__What this task involves__
Of all the lines in the material, how many include the word "title"? Give only the number.

__Information supplied__
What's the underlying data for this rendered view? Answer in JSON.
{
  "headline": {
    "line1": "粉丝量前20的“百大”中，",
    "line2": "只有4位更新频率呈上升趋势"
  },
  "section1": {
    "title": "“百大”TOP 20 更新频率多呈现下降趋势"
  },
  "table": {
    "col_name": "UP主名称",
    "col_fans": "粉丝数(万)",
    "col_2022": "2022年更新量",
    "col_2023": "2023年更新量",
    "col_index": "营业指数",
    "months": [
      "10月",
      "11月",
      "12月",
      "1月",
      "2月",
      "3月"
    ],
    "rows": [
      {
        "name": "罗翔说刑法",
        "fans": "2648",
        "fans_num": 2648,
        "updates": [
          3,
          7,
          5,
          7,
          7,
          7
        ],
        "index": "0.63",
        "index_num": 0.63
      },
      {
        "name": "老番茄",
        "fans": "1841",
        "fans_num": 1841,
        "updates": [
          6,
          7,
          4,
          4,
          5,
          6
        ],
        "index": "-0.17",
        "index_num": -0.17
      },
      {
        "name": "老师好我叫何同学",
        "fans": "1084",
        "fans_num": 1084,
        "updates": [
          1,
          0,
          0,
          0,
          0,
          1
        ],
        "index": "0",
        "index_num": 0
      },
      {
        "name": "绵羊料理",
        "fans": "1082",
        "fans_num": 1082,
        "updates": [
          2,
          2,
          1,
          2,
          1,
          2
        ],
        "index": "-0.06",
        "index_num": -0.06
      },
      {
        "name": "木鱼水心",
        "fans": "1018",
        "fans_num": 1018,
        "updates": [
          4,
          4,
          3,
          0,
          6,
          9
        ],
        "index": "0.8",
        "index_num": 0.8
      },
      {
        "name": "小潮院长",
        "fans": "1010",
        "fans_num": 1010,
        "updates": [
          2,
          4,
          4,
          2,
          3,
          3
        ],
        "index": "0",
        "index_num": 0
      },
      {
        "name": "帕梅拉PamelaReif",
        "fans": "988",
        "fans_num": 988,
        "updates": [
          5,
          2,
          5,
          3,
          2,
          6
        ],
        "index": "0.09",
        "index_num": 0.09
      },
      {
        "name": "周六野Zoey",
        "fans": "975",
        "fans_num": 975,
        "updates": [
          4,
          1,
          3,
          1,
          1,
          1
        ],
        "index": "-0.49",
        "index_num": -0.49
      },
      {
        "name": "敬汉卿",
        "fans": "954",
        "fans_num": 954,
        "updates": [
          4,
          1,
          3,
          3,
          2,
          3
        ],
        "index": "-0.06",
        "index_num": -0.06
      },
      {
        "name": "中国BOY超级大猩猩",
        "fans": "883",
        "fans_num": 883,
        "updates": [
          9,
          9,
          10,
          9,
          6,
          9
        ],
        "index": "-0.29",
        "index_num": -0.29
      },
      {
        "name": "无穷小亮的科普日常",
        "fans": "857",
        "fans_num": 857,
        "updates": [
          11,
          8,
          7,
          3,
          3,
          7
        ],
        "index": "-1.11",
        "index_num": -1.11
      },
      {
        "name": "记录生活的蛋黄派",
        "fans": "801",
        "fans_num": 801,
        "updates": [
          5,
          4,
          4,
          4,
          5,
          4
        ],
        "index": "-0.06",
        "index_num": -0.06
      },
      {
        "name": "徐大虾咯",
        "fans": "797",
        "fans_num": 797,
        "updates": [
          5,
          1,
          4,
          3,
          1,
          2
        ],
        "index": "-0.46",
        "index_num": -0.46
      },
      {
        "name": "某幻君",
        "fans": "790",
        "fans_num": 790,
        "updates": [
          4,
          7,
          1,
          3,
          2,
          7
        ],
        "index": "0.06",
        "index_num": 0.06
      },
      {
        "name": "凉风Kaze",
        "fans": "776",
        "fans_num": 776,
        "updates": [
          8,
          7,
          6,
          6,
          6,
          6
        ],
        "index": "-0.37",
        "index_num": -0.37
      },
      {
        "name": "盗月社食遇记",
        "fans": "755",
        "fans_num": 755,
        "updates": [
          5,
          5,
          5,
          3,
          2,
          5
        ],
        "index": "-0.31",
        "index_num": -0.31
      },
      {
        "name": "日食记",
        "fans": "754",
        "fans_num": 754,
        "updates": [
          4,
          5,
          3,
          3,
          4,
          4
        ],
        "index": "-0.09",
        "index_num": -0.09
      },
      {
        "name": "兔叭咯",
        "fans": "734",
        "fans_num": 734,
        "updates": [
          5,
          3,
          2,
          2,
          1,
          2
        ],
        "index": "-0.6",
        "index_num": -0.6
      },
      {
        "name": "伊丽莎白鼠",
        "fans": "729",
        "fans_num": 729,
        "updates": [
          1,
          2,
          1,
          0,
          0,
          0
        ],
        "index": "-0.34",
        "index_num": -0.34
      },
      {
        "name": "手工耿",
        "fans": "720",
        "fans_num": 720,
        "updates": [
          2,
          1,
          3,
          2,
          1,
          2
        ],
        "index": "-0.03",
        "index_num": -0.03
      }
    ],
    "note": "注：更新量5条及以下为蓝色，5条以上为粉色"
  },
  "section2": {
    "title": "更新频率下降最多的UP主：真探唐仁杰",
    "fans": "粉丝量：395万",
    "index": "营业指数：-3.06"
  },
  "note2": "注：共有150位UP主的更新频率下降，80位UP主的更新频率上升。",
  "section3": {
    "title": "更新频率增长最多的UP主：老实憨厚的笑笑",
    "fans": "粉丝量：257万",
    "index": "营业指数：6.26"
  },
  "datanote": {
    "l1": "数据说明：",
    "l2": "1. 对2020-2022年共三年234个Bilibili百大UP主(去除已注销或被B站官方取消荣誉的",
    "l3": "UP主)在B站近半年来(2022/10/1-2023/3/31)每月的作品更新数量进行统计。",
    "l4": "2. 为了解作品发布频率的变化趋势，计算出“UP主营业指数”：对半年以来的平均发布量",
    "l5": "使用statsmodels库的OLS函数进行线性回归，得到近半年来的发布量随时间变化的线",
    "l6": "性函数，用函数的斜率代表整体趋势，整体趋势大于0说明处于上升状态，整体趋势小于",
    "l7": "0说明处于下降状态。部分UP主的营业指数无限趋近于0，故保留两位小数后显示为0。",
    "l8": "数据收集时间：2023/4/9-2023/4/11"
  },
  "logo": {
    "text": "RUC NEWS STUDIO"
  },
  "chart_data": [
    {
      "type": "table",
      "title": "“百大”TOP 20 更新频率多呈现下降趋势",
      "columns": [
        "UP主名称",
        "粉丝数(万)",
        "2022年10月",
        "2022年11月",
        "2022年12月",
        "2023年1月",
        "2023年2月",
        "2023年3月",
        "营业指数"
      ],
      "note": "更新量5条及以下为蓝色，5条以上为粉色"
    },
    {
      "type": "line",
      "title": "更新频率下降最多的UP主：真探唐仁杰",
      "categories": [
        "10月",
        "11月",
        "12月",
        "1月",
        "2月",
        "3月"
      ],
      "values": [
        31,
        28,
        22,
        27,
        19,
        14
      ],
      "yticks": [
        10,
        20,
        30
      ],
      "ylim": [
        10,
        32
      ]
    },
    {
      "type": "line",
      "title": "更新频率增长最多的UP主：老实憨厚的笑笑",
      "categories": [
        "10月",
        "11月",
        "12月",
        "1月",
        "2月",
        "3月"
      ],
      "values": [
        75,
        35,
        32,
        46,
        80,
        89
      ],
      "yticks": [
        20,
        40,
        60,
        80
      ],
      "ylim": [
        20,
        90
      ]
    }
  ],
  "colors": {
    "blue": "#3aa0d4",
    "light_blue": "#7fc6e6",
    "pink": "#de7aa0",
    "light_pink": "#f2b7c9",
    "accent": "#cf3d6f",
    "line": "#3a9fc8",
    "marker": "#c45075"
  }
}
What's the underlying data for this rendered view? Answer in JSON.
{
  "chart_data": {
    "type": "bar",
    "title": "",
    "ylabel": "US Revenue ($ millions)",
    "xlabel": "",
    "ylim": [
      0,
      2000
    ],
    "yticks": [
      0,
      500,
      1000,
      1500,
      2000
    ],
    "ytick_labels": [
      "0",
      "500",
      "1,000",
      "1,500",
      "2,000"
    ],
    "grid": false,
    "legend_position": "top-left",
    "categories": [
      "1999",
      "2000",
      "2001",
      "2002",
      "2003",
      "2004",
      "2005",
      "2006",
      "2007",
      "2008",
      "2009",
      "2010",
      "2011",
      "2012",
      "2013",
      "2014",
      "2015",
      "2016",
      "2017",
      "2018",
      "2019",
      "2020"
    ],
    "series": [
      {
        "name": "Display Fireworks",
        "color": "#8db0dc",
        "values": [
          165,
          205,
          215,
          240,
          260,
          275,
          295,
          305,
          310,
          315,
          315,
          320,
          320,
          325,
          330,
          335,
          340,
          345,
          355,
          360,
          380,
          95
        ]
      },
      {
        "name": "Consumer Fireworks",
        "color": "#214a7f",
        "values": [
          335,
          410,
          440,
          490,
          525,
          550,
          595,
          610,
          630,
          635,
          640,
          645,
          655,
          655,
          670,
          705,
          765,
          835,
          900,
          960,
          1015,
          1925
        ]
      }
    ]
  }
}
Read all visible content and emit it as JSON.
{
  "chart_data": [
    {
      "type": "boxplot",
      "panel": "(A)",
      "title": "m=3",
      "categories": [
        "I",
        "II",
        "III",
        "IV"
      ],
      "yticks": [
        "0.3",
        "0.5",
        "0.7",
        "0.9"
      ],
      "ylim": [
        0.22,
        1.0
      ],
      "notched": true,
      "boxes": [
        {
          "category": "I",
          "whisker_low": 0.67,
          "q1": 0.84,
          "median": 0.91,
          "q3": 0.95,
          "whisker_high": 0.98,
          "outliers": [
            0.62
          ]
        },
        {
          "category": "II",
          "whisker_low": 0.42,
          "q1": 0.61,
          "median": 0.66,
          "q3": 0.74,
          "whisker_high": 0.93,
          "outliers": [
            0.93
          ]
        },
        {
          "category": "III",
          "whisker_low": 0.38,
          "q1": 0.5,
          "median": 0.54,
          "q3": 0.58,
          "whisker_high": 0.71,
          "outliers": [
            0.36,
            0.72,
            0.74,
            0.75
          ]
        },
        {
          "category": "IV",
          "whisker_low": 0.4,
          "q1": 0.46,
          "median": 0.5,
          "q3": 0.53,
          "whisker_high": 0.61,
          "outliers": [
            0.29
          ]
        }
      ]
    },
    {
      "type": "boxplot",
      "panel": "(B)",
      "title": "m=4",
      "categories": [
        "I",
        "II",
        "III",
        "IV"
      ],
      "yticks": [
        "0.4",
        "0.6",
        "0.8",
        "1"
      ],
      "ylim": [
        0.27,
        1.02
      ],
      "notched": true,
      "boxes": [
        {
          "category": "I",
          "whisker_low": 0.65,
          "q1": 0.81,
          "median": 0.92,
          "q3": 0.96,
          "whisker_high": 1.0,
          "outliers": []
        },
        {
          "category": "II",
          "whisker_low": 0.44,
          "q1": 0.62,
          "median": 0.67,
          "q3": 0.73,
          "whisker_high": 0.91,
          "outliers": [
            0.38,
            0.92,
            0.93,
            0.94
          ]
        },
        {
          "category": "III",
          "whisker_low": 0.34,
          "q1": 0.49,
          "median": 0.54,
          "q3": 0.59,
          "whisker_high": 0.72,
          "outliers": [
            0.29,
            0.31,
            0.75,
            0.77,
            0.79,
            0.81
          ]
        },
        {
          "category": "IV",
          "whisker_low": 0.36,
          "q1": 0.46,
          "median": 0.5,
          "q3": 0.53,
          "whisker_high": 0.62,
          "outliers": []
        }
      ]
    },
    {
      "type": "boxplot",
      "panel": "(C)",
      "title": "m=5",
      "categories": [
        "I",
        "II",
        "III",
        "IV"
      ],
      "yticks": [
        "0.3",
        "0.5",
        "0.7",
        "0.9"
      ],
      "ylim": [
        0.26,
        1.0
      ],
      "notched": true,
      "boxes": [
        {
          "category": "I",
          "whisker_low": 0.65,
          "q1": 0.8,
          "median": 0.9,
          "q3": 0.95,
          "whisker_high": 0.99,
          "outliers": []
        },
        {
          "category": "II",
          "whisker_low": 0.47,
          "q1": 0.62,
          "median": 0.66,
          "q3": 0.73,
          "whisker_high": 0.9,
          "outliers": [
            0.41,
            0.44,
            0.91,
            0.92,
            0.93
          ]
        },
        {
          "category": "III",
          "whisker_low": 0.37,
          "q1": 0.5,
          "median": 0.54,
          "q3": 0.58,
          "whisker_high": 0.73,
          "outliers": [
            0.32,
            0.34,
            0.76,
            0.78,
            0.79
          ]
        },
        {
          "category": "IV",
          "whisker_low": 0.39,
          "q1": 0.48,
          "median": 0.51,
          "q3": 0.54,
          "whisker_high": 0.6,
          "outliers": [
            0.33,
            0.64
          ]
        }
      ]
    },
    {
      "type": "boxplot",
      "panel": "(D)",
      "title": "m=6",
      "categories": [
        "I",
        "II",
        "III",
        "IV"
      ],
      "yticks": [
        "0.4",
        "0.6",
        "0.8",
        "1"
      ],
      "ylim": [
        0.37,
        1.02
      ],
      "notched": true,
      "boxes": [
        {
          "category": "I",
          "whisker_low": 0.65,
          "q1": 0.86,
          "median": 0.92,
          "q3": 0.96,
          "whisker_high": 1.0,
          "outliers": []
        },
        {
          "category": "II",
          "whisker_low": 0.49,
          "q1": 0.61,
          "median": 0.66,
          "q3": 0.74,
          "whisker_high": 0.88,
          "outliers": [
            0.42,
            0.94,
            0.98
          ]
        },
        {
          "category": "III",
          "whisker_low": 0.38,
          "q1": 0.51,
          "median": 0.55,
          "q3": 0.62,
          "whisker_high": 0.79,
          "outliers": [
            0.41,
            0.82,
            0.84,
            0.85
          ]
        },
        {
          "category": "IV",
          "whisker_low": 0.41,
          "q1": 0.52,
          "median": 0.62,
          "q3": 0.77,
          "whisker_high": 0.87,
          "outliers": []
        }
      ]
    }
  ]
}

__The answer__
11